--- start of Given entries ---

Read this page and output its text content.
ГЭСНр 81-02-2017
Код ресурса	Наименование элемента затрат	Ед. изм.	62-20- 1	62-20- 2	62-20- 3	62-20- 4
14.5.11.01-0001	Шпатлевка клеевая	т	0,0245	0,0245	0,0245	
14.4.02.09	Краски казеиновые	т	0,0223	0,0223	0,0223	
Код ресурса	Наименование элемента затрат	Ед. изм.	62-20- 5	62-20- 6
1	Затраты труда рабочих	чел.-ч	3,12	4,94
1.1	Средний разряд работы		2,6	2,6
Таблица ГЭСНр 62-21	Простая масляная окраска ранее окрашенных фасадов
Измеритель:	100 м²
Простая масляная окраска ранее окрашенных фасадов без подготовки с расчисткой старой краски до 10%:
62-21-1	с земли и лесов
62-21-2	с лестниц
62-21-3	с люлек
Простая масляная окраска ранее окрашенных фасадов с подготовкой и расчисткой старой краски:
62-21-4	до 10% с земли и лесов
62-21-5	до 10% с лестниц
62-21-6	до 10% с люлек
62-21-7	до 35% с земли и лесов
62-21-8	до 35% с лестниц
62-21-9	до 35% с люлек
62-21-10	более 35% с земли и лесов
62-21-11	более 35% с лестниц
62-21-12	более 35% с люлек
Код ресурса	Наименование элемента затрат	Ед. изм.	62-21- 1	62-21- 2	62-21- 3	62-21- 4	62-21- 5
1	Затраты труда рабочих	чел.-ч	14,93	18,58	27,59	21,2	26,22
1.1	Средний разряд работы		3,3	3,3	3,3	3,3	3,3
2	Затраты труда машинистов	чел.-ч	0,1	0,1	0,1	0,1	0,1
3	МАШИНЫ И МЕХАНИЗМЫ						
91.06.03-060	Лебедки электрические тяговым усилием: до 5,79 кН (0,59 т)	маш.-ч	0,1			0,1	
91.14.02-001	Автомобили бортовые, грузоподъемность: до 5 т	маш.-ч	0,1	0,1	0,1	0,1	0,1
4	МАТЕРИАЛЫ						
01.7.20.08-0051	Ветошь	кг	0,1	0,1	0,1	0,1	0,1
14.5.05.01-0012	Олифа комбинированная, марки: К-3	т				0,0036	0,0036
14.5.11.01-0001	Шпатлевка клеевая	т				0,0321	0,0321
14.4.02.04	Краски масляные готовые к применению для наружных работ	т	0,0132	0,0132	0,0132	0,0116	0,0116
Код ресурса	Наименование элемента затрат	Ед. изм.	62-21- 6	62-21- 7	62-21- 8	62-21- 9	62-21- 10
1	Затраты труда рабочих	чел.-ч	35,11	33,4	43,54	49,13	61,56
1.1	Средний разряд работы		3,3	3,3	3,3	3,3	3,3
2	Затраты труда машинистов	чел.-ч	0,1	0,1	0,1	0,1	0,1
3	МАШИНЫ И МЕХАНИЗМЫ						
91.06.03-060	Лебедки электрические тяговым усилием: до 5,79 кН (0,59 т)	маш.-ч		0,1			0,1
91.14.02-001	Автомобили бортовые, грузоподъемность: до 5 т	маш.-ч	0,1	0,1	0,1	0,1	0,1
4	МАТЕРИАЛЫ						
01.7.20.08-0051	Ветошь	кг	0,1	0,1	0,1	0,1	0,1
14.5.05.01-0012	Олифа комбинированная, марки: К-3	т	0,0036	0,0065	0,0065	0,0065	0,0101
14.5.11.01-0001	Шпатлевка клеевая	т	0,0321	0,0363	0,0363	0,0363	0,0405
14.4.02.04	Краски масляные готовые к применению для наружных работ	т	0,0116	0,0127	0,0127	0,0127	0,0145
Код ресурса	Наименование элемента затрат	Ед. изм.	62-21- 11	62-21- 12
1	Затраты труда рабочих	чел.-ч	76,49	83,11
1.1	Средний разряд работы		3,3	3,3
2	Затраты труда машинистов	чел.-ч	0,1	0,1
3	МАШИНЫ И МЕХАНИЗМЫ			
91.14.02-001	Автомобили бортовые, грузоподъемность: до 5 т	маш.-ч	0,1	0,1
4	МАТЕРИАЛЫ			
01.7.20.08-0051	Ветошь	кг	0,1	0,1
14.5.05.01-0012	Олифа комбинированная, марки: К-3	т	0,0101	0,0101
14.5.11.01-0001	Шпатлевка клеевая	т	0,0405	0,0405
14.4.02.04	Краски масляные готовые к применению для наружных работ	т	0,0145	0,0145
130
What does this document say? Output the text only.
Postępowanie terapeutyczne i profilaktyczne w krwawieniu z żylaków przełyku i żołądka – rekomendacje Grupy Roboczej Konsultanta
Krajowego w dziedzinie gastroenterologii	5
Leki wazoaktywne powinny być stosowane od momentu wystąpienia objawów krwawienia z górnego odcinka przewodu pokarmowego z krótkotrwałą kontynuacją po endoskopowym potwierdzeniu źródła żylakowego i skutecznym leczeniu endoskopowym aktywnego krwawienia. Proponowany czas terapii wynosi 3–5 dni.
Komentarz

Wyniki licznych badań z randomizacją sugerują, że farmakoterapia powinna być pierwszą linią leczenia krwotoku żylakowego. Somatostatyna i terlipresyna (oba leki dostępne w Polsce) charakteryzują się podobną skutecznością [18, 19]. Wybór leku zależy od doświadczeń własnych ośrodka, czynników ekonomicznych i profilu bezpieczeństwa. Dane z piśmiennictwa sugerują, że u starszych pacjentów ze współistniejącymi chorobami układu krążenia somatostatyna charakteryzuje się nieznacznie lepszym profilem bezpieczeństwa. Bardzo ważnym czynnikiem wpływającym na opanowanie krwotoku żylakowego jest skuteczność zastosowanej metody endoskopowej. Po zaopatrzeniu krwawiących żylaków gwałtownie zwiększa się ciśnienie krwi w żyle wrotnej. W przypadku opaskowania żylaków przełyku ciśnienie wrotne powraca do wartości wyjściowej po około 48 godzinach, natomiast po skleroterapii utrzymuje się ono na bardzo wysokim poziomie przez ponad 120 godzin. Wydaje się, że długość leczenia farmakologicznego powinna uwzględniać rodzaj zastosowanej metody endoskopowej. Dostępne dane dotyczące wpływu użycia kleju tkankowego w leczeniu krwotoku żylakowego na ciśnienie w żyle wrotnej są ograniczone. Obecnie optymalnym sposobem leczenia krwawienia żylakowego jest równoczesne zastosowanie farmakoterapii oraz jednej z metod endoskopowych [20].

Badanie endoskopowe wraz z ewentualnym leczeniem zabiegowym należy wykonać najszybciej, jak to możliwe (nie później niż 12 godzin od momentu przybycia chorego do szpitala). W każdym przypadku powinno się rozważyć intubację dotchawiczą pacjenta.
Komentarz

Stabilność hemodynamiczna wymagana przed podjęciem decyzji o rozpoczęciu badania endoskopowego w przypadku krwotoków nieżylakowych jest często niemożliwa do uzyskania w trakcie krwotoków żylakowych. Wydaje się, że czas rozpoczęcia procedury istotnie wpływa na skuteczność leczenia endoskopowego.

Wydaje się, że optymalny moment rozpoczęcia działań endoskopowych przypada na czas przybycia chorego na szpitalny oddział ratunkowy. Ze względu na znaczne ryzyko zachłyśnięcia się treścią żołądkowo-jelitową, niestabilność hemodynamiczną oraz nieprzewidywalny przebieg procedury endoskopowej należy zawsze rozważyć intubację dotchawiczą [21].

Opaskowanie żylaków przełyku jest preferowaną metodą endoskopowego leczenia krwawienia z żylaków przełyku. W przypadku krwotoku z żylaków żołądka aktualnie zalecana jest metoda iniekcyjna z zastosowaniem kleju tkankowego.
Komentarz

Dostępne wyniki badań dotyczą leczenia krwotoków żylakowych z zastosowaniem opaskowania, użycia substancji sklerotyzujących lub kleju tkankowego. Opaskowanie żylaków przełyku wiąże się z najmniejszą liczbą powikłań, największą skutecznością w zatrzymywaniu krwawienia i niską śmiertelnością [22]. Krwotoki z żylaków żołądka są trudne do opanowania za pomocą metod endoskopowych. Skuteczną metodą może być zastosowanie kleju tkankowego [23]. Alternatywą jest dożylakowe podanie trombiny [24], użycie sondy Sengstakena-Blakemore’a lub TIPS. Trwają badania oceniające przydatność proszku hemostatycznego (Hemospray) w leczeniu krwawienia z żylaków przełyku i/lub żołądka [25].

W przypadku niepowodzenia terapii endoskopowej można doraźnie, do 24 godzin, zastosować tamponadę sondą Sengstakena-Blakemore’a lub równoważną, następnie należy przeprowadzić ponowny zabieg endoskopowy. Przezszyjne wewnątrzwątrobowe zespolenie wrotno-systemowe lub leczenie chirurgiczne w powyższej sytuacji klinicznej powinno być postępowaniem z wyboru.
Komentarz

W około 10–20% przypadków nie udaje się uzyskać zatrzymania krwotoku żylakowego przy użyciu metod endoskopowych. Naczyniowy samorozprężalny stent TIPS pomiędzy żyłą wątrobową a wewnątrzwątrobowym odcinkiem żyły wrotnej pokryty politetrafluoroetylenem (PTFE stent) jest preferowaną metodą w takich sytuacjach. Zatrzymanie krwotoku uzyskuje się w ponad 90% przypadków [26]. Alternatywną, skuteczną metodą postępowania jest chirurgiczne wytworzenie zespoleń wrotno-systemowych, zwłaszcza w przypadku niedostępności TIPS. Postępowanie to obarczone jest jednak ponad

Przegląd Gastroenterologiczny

--- end of Given entries ---

**Direction**
Search the data for the word "готовые" and copy each line where it appears.

**Exercise output**
14.4.02.04	Краски масляные готовые к применению для наружных работ	т	0,0132	0,0132	0,0132	0,0116	0,0116
14.4.02.04	Краски масляные готовые к применению для наружных работ	т	0,0116	0,0127	0,0127	0,0127	0,0145
14.4.02.04	Краски масляные готовые к применению для наружных работ	т	0,0145	0,0145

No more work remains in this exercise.